Data entries ->
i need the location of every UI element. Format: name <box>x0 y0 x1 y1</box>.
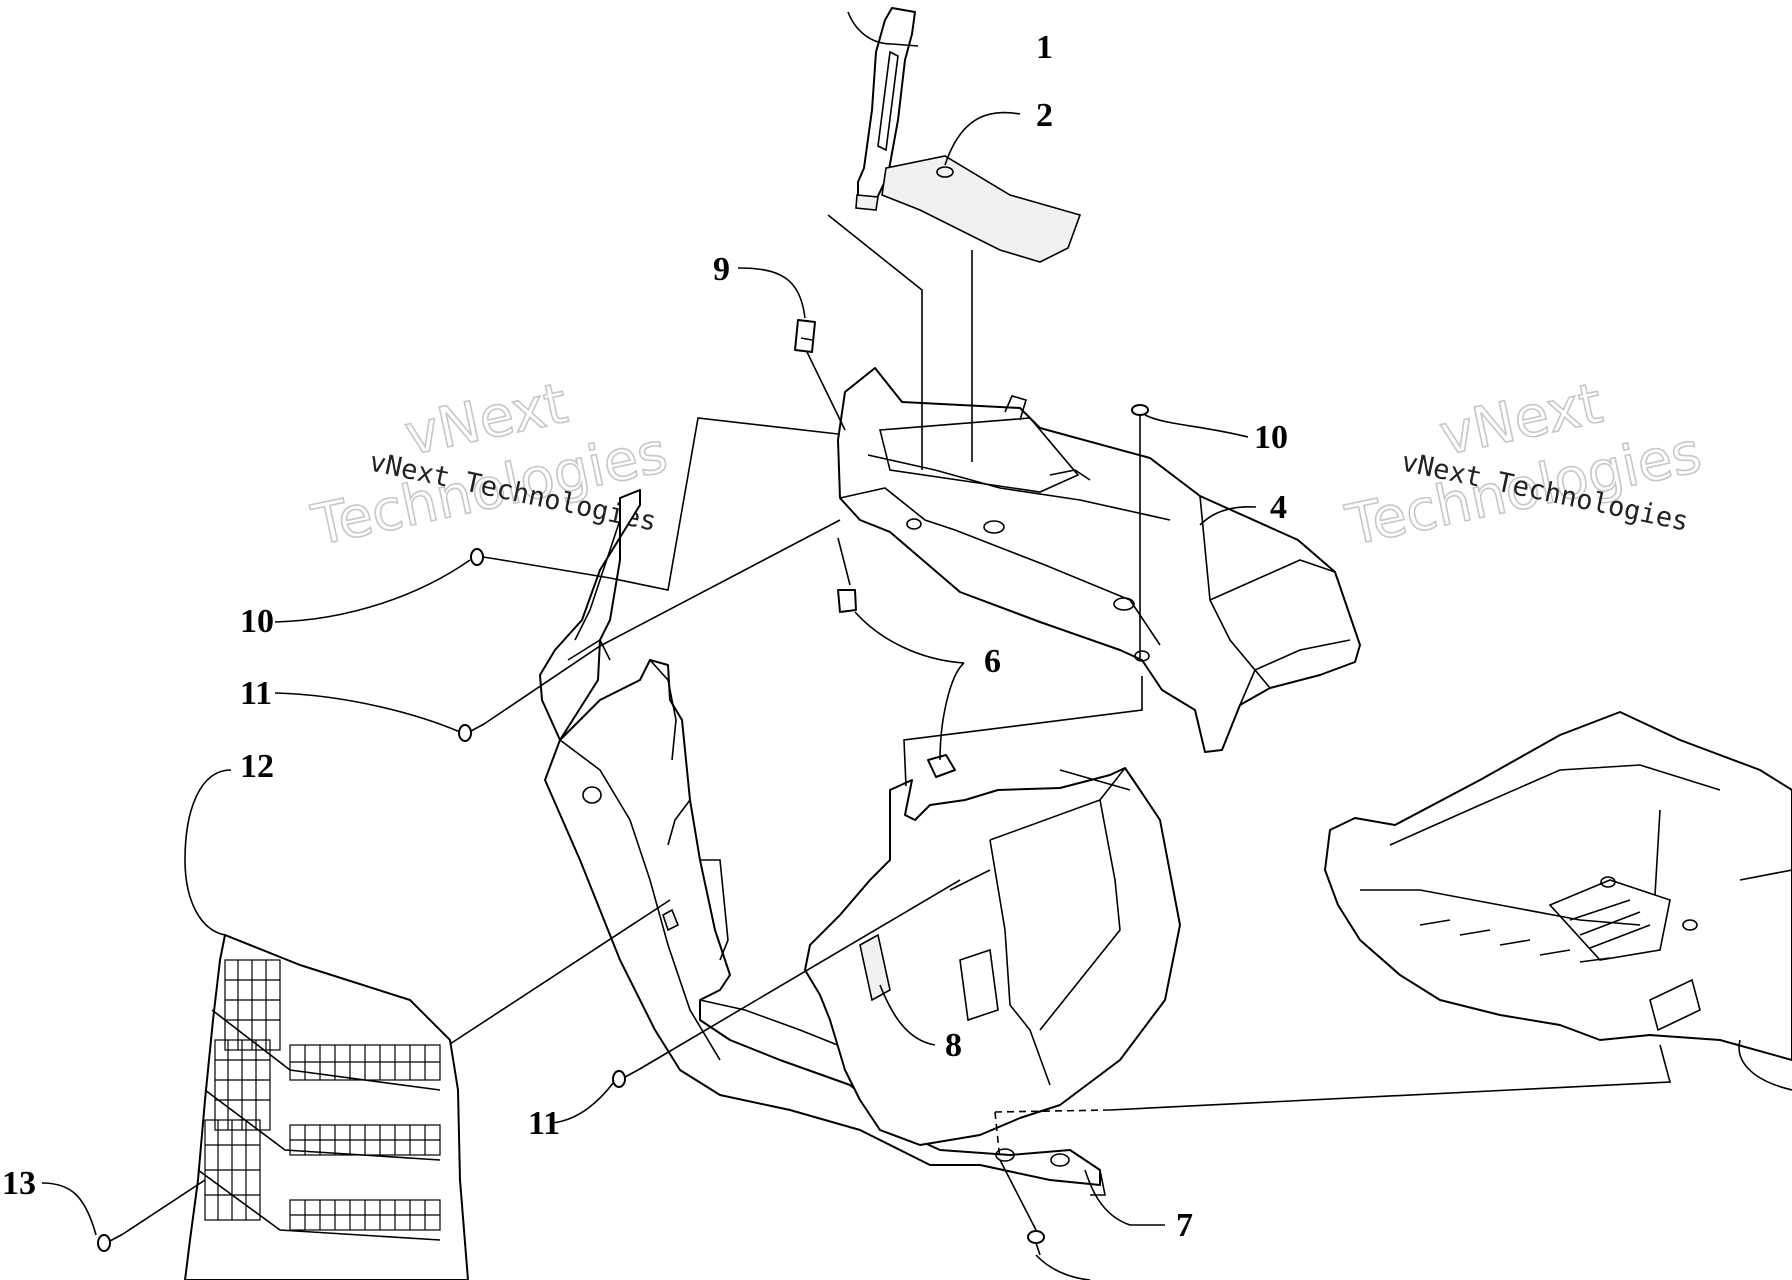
part-10-screw-left <box>470 548 497 566</box>
part-1-strap <box>855 7 916 211</box>
part-6-clip-upper <box>837 589 857 613</box>
part-2-pad <box>881 155 1082 263</box>
callout-11-lower: 11 <box>528 1105 560 1142</box>
callout-9: 9 <box>713 251 730 288</box>
bottom-screw <box>1027 1230 1045 1256</box>
callout-10-top: 10 <box>1254 419 1288 456</box>
part-10-screw-top <box>1131 404 1149 426</box>
part-9-clip <box>794 319 816 353</box>
callout-13: 13 <box>2 1165 36 1202</box>
watermark-left: vNext Technologies vNext Technologies <box>306 370 674 559</box>
callout-4: 4 <box>1270 489 1287 526</box>
part-13-screw <box>97 1233 124 1252</box>
part-7-side-fairing <box>804 767 1181 1196</box>
part-4-bracket <box>837 367 1361 753</box>
callout-1: 1 <box>1036 29 1053 66</box>
callout-12: 12 <box>240 748 274 785</box>
part-11-screw-lower <box>612 1069 639 1088</box>
callout-2: 2 <box>1036 97 1053 134</box>
part-11-screw-upper <box>458 723 485 742</box>
callout-6: 6 <box>984 643 1001 680</box>
grille-mesh <box>204 959 441 1231</box>
callout-8: 8 <box>945 1027 962 1064</box>
assembly-lines <box>122 214 1672 1235</box>
belly-pan-assembly <box>1324 711 1792 1061</box>
part-6-clip-lower <box>927 754 956 778</box>
callout-11-upper: 11 <box>240 675 272 712</box>
callout-labels: 1 2 9 10 4 6 10 11 12 8 11 7 13 <box>2 29 1288 1244</box>
part-12-grille <box>184 934 469 1280</box>
callout-leaders <box>41 11 1792 1280</box>
callout-10-left: 10 <box>240 603 274 640</box>
watermark-right: vNext Technologies vNext Technologies <box>1340 370 1708 559</box>
callout-7: 7 <box>1176 1207 1193 1244</box>
left-side-panel <box>539 489 641 741</box>
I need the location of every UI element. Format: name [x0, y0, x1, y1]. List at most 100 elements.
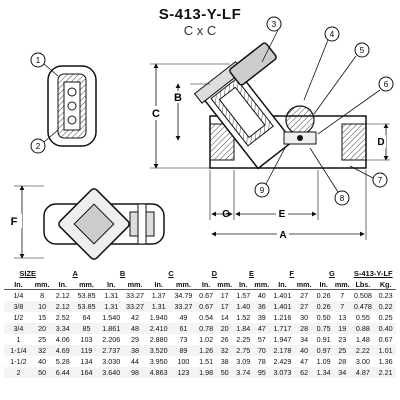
table-cell: 3.00	[355, 357, 370, 366]
table-cell: 2.12	[55, 291, 70, 300]
table-cell: 20	[32, 323, 52, 334]
unit-cell: mm.	[123, 279, 147, 290]
dimension-b: B	[170, 83, 210, 141]
table-cell: 48	[123, 323, 147, 334]
size-cell: 1/2	[13, 313, 24, 322]
table-cell: 4.863	[146, 367, 172, 378]
table-cell: 29	[130, 335, 139, 344]
detail-view	[47, 65, 97, 147]
table-cell: 1.947	[273, 335, 292, 344]
table-cell: 1.09	[316, 357, 331, 366]
dimension-g: G	[209, 170, 235, 220]
table-cell: 0.97	[313, 345, 334, 356]
table-cell: 36	[253, 301, 271, 312]
dimension-e: E	[235, 170, 319, 220]
table-cell: 3.030	[102, 357, 121, 366]
table-cell: 1.02	[199, 335, 214, 344]
table-cell: 78	[257, 357, 266, 366]
size-cell: 1-1/2	[10, 357, 27, 366]
callout-2-label: 2	[36, 142, 41, 151]
unit-cell: In.	[51, 279, 75, 290]
table-cell: 7	[340, 291, 345, 300]
table-cell: 1.51	[199, 357, 214, 366]
header-size: SIZE	[19, 269, 37, 278]
callout-9: 9	[254, 145, 287, 198]
table-cell: 2.75	[232, 345, 254, 356]
dimension-e-label: E	[279, 209, 286, 220]
table-cell: 70	[253, 345, 271, 356]
table-cell: 1.01	[375, 345, 396, 356]
table-cell: 28	[294, 323, 314, 334]
unit-cell: In.	[195, 279, 217, 290]
unit-cell: Kg.	[375, 279, 396, 290]
header-g: G	[329, 269, 335, 278]
table-cell: 27	[300, 291, 309, 300]
table-cell: 38	[220, 357, 229, 366]
dimension-d-label: D	[377, 137, 384, 148]
unit-cell: mm.	[171, 279, 196, 290]
table-cell: 5.28	[55, 357, 70, 366]
table-cell: 1.940	[149, 313, 168, 322]
table-cell: 1.540	[102, 313, 121, 322]
table-cell: 95	[253, 367, 271, 378]
unit-cell: mm.	[253, 279, 271, 290]
table-cell: 98	[123, 367, 147, 378]
table-cell: 0.22	[375, 301, 396, 312]
table-cell: 47	[253, 323, 271, 334]
table-cell: 3.520	[146, 345, 172, 356]
table-cell: 53.85	[74, 301, 99, 312]
table-cell: 8	[40, 291, 45, 300]
unit-cell: In.	[98, 279, 124, 290]
table-cell: 0.88	[350, 323, 376, 334]
table-cell: 1.98	[195, 367, 217, 378]
table-cell: 1.36	[378, 357, 393, 366]
table-cell: 27	[294, 301, 314, 312]
table-cell: 42	[130, 313, 139, 322]
table-cell: 4.87	[350, 367, 376, 378]
unit-cell: mm.	[333, 279, 351, 290]
table-cell: 33.27	[125, 291, 144, 300]
dimensions-table: SIZE A B C D E F G S-413-Y-LF In. mm. In…	[4, 268, 396, 378]
table-cell: 1.861	[98, 323, 124, 334]
table-cell: 0.50	[316, 313, 331, 322]
callout-7-label: 7	[378, 176, 383, 185]
unit-cell: mm.	[32, 279, 52, 290]
header-model: S-413-Y-LF	[353, 269, 393, 278]
callout-8-label: 8	[340, 194, 345, 203]
table-cell: 1.401	[273, 291, 292, 300]
unit-cell: Lbs.	[350, 279, 376, 290]
table-cell: 1.31	[98, 301, 124, 312]
callout-1-label: 1	[36, 56, 41, 65]
dimension-d: D	[366, 123, 390, 161]
table-cell: 0.26	[316, 291, 331, 300]
dimension-a: A	[211, 170, 367, 241]
unit-cell: In.	[146, 279, 172, 290]
table-cell: 119	[74, 345, 99, 356]
table-cell: 34	[333, 367, 351, 378]
table-cell: 40	[257, 291, 266, 300]
table-cell: 2.52	[55, 313, 70, 322]
callout-1: 1	[30, 52, 59, 77]
page-title: S-413-Y-LF	[158, 6, 242, 23]
table-cell: 14	[220, 313, 229, 322]
dimension-c: C	[148, 63, 230, 169]
section-view	[193, 42, 367, 170]
header-f: F	[289, 269, 294, 278]
table-cell: 57	[257, 335, 266, 344]
table-cell: 123	[171, 367, 196, 378]
table-cell: 0.54	[199, 313, 214, 322]
table-cell: 1.48	[355, 335, 370, 344]
table-cell: 3.34	[51, 323, 75, 334]
table-cell: 1.37	[151, 291, 166, 300]
table-cell: 1.31	[104, 291, 119, 300]
table-cell: 33.27	[123, 301, 147, 312]
table-cell: 2.410	[146, 323, 172, 334]
table-cell: 10	[32, 301, 52, 312]
table-cell: 134	[80, 357, 93, 366]
table-cell: 2.429	[273, 357, 292, 366]
dimension-f-label: F	[11, 216, 18, 228]
unit-cell: mm.	[216, 279, 233, 290]
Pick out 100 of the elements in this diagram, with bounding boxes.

Task brief -> Copy out verbatim the stretch of the data above from the line containing "357, 370, 366]" through the line containing "301, 271, 312]", both of those lines included.

The reply ->
table-cell: 3.00	[355, 357, 370, 366]
table-cell: 2.12	[55, 291, 70, 300]
table-cell: 20	[32, 323, 52, 334]
unit-cell: mm.	[123, 279, 147, 290]
dimension-b: B	[170, 83, 210, 141]
table-cell: 48	[123, 323, 147, 334]
size-cell: 1/2	[13, 313, 24, 322]
table-cell: 4.863	[146, 367, 172, 378]
table-cell: 29	[130, 335, 139, 344]
detail-view	[47, 65, 97, 147]
table-cell: 1.947	[273, 335, 292, 344]
table-cell: 1.09	[316, 357, 331, 366]
dimension-g: G	[209, 170, 235, 220]
table-cell: 0.97	[313, 345, 334, 356]
table-cell: 36	[253, 301, 271, 312]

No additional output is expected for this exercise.